### [EXERCISE DESCRIPTION]
Output as a JSON list of strings the data from the line with "Decompose this screenshot" up to and including the line with "row-stripe <box>555 245 1128 258</box>", one string per line and blank lines omitted.

### [RECORDS FOR PROCESSING]
################
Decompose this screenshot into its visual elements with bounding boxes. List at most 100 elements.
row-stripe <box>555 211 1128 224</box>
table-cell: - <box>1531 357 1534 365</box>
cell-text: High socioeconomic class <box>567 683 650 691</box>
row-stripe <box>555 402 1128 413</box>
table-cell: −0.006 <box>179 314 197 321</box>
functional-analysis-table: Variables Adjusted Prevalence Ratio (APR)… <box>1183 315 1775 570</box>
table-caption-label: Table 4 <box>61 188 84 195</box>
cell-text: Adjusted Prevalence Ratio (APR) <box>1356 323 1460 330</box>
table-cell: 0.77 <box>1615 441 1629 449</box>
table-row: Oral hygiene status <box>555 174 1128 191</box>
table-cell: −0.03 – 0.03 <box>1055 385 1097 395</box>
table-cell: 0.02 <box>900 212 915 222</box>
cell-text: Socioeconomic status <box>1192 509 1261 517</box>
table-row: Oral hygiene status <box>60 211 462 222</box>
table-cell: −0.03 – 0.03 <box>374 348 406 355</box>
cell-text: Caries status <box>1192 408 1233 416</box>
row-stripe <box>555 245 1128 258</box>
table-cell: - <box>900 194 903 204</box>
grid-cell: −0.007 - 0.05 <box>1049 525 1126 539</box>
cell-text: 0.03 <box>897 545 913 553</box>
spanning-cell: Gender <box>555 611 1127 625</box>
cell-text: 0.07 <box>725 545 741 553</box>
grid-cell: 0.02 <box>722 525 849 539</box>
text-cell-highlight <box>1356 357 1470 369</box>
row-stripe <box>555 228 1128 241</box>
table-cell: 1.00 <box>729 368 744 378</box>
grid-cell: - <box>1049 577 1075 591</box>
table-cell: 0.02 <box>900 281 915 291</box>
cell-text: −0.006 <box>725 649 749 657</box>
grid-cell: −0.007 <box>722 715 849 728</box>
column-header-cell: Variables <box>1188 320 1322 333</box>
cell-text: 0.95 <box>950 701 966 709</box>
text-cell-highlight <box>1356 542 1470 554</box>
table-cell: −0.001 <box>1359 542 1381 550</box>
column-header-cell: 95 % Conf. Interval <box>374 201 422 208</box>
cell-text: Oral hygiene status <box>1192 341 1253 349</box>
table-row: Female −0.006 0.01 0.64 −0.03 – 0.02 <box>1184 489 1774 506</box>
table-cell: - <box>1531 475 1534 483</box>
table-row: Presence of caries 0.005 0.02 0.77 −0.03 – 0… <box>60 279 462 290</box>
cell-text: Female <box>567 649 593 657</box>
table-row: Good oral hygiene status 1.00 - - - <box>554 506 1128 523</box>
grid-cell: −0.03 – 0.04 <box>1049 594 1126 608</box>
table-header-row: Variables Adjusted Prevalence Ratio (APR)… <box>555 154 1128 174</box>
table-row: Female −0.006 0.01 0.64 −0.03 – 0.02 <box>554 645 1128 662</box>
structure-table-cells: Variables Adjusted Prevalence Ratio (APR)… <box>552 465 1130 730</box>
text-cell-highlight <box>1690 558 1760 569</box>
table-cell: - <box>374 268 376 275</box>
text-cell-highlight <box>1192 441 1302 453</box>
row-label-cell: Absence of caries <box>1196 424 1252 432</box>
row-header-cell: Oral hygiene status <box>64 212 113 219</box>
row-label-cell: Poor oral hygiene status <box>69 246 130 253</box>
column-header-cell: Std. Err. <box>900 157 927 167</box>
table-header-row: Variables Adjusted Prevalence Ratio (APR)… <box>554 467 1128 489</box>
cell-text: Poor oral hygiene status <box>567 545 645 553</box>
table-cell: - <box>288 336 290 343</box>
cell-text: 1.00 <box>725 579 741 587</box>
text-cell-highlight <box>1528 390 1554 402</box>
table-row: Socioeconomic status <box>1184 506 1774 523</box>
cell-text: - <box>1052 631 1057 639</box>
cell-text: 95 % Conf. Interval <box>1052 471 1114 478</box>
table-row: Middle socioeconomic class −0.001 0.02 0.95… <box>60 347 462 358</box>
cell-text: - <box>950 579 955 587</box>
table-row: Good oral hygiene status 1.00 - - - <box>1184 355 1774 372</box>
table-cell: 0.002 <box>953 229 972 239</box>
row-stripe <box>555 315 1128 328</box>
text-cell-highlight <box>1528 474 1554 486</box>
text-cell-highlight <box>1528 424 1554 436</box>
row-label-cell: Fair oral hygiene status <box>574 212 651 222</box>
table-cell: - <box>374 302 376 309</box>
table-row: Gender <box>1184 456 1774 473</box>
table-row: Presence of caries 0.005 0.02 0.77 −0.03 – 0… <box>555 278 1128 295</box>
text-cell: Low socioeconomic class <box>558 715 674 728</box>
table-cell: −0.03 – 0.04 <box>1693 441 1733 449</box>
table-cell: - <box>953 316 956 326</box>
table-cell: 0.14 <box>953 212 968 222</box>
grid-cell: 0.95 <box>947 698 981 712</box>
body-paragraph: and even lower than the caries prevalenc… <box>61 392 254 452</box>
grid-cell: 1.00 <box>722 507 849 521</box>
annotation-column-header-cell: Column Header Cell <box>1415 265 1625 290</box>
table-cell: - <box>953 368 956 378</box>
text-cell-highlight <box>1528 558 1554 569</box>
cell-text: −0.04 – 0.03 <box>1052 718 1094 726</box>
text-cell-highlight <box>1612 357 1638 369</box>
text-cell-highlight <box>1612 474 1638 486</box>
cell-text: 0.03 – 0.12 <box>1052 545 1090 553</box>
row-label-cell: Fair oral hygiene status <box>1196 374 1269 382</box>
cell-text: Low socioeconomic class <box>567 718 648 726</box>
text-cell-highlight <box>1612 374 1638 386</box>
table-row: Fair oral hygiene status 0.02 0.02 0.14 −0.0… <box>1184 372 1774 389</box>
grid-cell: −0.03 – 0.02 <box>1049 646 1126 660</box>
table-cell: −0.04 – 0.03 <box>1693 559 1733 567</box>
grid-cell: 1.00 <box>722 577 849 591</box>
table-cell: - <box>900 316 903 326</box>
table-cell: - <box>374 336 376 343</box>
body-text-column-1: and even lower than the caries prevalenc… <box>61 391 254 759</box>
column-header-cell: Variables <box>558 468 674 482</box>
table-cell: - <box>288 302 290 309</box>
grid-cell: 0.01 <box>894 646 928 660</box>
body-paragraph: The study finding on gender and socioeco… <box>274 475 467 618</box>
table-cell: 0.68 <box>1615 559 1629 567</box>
################
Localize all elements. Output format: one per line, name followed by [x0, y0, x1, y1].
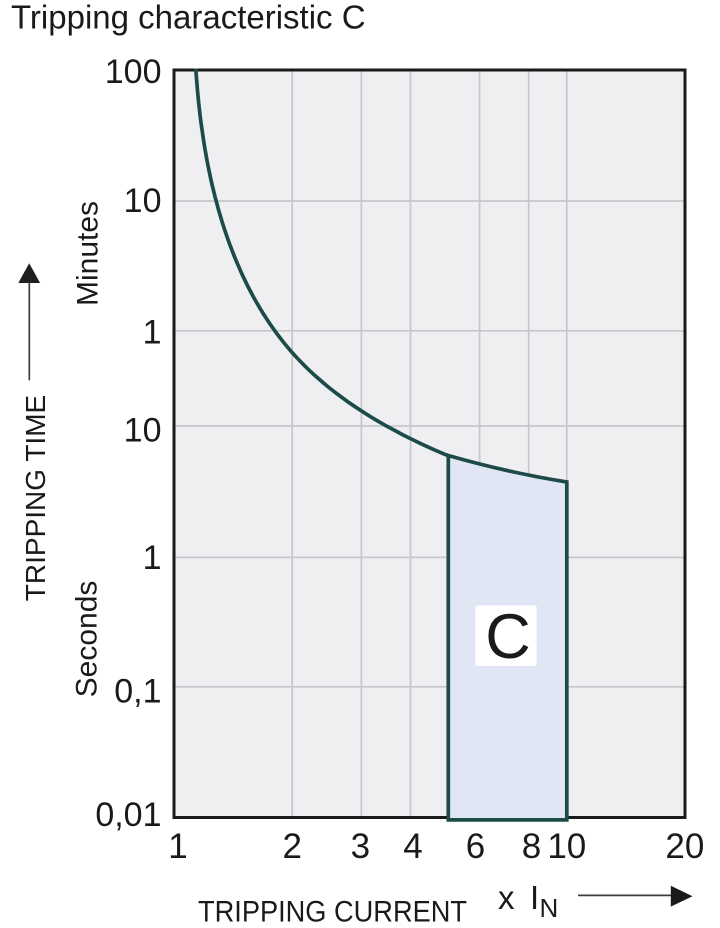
################
### [RESULT]
[
  "Decompose this screenshot into its visual elements with bounding boxes. List at most 100 elements.",
  "row-stripe <box>555 211 1128 224</box>",
  "table-cell: - <box>1531 357 1534 365</box>",
  "cell-text: High socioeconomic class <box>567 683 650 691</box>",
  "row-stripe <box>555 402 1128 413</box>",
  "table-cell: −0.006 <box>179 314 197 321</box>",
  "functional-analysis-table: Variables Adjusted Prevalence Ratio (APR)… <box>1183 315 1775 570</box>",
  "table-caption-label: Table 4 <box>61 188 84 195</box>",
  "cell-text: Adjusted Prevalence Ratio (APR) <box>1356 323 1460 330</box>",
  "table-cell: 0.77 <box>1615 441 1629 449</box>",
  "table-row: Oral hygiene status <box>555 174 1128 191</box>",
  "table-cell: −0.03 – 0.03 <box>1055 385 1097 395</box>",
  "table-cell: 0.02 <box>900 212 915 222</box>",
  "cell-text: Socioeconomic status <box>1192 509 1261 517</box>",
  "table-row: Oral hygiene status <box>60 211 462 222</box>",
  "table-cell: −0.03 – 0.03 <box>374 348 406 355</box>",
  "cell-text: Caries status <box>1192 408 1233 416</box>",
  "row-stripe <box>555 245 1128 258</box>"
]